**WHAT TO WORK ON:**
Copy out each of the rows below word for word, with no changes to any character.

**WORKING DATA:**
▽
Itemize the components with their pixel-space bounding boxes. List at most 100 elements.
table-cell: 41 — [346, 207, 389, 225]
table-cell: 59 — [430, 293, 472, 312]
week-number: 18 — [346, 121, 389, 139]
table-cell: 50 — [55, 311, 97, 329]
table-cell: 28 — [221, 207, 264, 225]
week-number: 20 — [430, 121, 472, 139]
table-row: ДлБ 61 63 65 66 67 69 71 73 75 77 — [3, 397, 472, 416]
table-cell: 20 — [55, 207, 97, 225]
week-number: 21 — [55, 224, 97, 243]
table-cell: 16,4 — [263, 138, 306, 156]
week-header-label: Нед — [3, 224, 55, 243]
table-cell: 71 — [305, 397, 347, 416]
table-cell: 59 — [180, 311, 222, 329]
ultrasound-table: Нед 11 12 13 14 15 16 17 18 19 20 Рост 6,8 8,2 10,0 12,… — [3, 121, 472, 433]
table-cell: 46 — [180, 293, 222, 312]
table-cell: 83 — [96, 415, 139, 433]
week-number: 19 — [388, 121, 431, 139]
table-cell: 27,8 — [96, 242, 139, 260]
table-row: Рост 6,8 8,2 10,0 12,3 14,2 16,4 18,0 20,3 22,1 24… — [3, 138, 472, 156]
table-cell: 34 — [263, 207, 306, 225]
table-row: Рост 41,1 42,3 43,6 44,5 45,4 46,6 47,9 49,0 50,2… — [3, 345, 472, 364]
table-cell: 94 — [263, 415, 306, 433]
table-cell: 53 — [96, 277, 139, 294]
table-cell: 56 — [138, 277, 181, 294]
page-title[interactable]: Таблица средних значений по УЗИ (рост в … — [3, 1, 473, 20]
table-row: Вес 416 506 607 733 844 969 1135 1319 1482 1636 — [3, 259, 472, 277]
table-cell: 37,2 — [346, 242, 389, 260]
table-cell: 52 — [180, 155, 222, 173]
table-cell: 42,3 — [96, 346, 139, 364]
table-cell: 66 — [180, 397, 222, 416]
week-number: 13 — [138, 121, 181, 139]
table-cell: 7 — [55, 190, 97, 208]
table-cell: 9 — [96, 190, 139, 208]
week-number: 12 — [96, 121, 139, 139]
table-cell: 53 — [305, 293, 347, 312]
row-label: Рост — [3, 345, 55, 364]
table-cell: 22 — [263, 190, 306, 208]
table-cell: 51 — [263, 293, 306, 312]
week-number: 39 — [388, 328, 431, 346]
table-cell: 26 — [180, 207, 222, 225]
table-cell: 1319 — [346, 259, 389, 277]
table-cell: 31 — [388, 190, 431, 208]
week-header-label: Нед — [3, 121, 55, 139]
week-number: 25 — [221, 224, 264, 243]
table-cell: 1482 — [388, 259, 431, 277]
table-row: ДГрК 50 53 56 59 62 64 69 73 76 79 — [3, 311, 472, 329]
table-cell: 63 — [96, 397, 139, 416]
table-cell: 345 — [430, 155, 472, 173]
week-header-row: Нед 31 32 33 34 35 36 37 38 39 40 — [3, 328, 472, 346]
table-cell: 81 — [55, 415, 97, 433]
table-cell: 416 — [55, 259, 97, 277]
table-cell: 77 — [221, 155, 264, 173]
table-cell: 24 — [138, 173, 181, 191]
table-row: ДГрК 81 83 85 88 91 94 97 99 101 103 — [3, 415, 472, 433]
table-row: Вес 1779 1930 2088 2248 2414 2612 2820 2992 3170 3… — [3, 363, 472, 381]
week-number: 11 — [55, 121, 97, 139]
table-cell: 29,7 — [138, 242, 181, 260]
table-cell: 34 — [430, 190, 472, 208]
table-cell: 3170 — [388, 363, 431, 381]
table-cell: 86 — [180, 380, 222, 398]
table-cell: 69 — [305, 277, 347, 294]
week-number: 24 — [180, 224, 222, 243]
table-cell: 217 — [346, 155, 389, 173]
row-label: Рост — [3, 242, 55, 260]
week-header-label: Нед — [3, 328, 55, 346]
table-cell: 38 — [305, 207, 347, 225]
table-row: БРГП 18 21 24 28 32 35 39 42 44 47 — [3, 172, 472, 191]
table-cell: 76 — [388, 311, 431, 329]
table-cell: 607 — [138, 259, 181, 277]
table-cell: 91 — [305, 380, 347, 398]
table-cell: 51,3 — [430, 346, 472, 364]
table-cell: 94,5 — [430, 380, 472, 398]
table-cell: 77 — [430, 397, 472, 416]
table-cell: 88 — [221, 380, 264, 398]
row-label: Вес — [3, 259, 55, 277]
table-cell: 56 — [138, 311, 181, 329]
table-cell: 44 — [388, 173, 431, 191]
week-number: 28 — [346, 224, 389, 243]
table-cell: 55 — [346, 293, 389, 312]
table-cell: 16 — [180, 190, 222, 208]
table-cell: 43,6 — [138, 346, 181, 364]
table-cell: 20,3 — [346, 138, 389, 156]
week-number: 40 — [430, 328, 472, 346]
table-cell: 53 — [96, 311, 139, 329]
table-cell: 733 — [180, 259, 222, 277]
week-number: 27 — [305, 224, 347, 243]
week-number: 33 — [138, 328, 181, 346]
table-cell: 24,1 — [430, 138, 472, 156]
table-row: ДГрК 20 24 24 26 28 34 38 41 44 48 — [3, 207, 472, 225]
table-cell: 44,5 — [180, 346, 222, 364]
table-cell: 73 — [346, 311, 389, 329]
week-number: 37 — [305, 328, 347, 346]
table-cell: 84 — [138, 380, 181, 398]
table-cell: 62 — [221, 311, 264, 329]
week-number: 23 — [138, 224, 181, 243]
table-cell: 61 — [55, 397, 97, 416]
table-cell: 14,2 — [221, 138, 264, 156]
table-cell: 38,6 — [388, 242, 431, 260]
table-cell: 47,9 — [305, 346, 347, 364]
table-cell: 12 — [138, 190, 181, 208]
△
**COMPLETED TASK:**
Itemize the components with their pixel-space bounding boxes. List at most 100 elements.
table-cell: 41 — [346, 207, 389, 225]
table-cell: 59 — [430, 293, 472, 312]
week-number: 18 — [346, 121, 389, 139]
table-cell: 50 — [55, 311, 97, 329]
table-cell: 28 — [221, 207, 264, 225]
week-number: 20 — [430, 121, 472, 139]
table-row: ДлБ 61 63 65 66 67 69 71 73 75 77 — [3, 397, 472, 416]
table-cell: 20 — [55, 207, 97, 225]
week-number: 21 — [55, 224, 97, 243]
table-cell: 16,4 — [263, 138, 306, 156]
week-header-label: Нед — [3, 224, 55, 243]
table-cell: 71 — [305, 397, 347, 416]
table-cell: 59 — [180, 311, 222, 329]
ultrasound-table: Нед 11 12 13 14 15 16 17 18 19 20 Рост 6,8 8,2 10,0 12,… — [3, 121, 472, 433]
table-cell: 46 — [180, 293, 222, 312]
table-cell: 83 — [96, 415, 139, 433]
week-number: 19 — [388, 121, 431, 139]
table-cell: 27,8 — [96, 242, 139, 260]
table-row: Рост 6,8 8,2 10,0 12,3 14,2 16,4 18,0 20,3 22,1 24… — [3, 138, 472, 156]
table-cell: 34 — [263, 207, 306, 225]
table-row: Рост 41,1 42,3 43,6 44,5 45,4 46,6 47,9 49,0 50,2… — [3, 345, 472, 364]
table-cell: 94 — [263, 415, 306, 433]
table-cell: 53 — [96, 277, 139, 294]
table-cell: 56 — [138, 277, 181, 294]
page-title[interactable]: Таблица средних значений по УЗИ (рост в … — [3, 1, 473, 20]
table-row: Вес 416 506 607 733 844 969 1135 1319 1482 1636 — [3, 259, 472, 277]
table-cell: 37,2 — [346, 242, 389, 260]
table-cell: 52 — [180, 155, 222, 173]
table-cell: 42,3 — [96, 346, 139, 364]
table-cell: 66 — [180, 397, 222, 416]
week-number: 13 — [138, 121, 181, 139]
table-cell: 7 — [55, 190, 97, 208]
table-cell: 9 — [96, 190, 139, 208]
week-number: 12 — [96, 121, 139, 139]
table-cell: 53 — [305, 293, 347, 312]
row-label: Рост — [3, 345, 55, 364]
table-cell: 22 — [263, 190, 306, 208]
table-cell: 51 — [263, 293, 306, 312]
week-number: 39 — [388, 328, 431, 346]
table-cell: 26 — [180, 207, 222, 225]
table-cell: 1319 — [346, 259, 389, 277]
table-cell: 31 — [388, 190, 431, 208]
week-header-label: Нед — [3, 121, 55, 139]
week-number: 25 — [221, 224, 264, 243]
table-cell: 1482 — [388, 259, 431, 277]
table-row: ДГрК 50 53 56 59 62 64 69 73 76 79 — [3, 311, 472, 329]
table-cell: 63 — [96, 397, 139, 416]
table-cell: 345 — [430, 155, 472, 173]
week-header-row: Нед 31 32 33 34 35 36 37 38 39 40 — [3, 328, 472, 346]
table-cell: 81 — [55, 415, 97, 433]
table-cell: 416 — [55, 259, 97, 277]
table-cell: 77 — [221, 155, 264, 173]
table-cell: 24 — [138, 173, 181, 191]
table-row: ДГрК 81 83 85 88 91 94 97 99 101 103 — [3, 415, 472, 433]
table-row: Вес 1779 1930 2088 2248 2414 2612 2820 2992 3170 3… — [3, 363, 472, 381]
week-number: 11 — [55, 121, 97, 139]
table-cell: 29,7 — [138, 242, 181, 260]
table-cell: 34 — [430, 190, 472, 208]
table-cell: 3170 — [388, 363, 431, 381]
table-cell: 86 — [180, 380, 222, 398]
table-cell: 69 — [305, 277, 347, 294]
week-number: 24 — [180, 224, 222, 243]
table-cell: 217 — [346, 155, 389, 173]
row-label: Рост — [3, 242, 55, 260]
week-header-label: Нед — [3, 328, 55, 346]
table-cell: 38 — [305, 207, 347, 225]
table-row: БРГП 18 21 24 28 32 35 39 42 44 47 — [3, 172, 472, 191]
table-cell: 76 — [388, 311, 431, 329]
table-cell: 607 — [138, 259, 181, 277]
table-cell: 91 — [305, 380, 347, 398]
table-cell: 51,3 — [430, 346, 472, 364]
table-cell: 94,5 — [430, 380, 472, 398]
table-cell: 77 — [430, 397, 472, 416]
table-cell: 88 — [221, 380, 264, 398]
row-label: Вес — [3, 259, 55, 277]
table-cell: 56 — [138, 311, 181, 329]
table-cell: 44 — [388, 173, 431, 191]
week-number: 28 — [346, 224, 389, 243]
table-cell: 55 — [346, 293, 389, 312]
table-cell: 16 — [180, 190, 222, 208]
table-cell: 43,6 — [138, 346, 181, 364]
table-cell: 20,3 — [346, 138, 389, 156]
week-number: 40 — [430, 328, 472, 346]
table-cell: 53 — [96, 311, 139, 329]
table-cell: 733 — [180, 259, 222, 277]
week-number: 27 — [305, 224, 347, 243]
week-number: 33 — [138, 328, 181, 346]
table-cell: 24,1 — [430, 138, 472, 156]
table-row: ДГрК 20 24 24 26 28 34 38 41 44 48 — [3, 207, 472, 225]
table-cell: 44,5 — [180, 346, 222, 364]
table-cell: 73 — [346, 311, 389, 329]
week-number: 37 — [305, 328, 347, 346]
table-cell: 84 — [138, 380, 181, 398]
table-cell: 62 — [221, 311, 264, 329]
week-number: 23 — [138, 224, 181, 243]
table-cell: 61 — [55, 397, 97, 416]
table-cell: 14,2 — [221, 138, 264, 156]
table-cell: 38,6 — [388, 242, 431, 260]
table-cell: 47,9 — [305, 346, 347, 364]
table-cell: 12 — [138, 190, 181, 208]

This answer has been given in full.